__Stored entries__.
==============================
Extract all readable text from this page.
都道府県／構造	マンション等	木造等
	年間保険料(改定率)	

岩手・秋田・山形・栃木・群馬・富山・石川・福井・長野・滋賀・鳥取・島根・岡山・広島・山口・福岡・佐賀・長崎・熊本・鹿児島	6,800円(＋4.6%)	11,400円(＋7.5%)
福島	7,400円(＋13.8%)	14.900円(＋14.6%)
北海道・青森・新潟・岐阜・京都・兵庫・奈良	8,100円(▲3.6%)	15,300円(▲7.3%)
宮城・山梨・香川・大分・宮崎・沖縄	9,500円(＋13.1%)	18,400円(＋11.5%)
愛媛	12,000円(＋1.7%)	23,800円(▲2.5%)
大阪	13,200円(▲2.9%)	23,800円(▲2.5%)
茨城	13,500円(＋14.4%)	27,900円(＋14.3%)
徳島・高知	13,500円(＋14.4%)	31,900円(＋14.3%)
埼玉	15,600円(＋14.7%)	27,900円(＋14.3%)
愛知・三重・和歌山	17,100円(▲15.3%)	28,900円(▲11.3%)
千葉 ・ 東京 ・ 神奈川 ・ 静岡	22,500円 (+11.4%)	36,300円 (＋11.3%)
==============================
__TASK BRIEF__. Restate the data above exactly, keeping each word as it stands.

__THE RESPONSE__.
Extract all readable text from this page.
都道府県／構造	マンション等	木造等
	年間保険料(改定率)	

岩手・秋田・山形・栃木・群馬・富山・石川・福井・長野・滋賀・鳥取・島根・岡山・広島・山口・福岡・佐賀・長崎・熊本・鹿児島	6,800円(＋4.6%)	11,400円(＋7.5%)
福島	7,400円(＋13.8%)	14.900円(＋14.6%)
北海道・青森・新潟・岐阜・京都・兵庫・奈良	8,100円(▲3.6%)	15,300円(▲7.3%)
宮城・山梨・香川・大分・宮崎・沖縄	9,500円(＋13.1%)	18,400円(＋11.5%)
愛媛	12,000円(＋1.7%)	23,800円(▲2.5%)
大阪	13,200円(▲2.9%)	23,800円(▲2.5%)
茨城	13,500円(＋14.4%)	27,900円(＋14.3%)
徳島・高知	13,500円(＋14.4%)	31,900円(＋14.3%)
埼玉	15,600円(＋14.7%)	27,900円(＋14.3%)
愛知・三重・和歌山	17,100円(▲15.3%)	28,900円(▲11.3%)
千葉 ・ 東京 ・ 神奈川 ・ 静岡	22,500円 (+11.4%)	36,300円 (＋11.3%)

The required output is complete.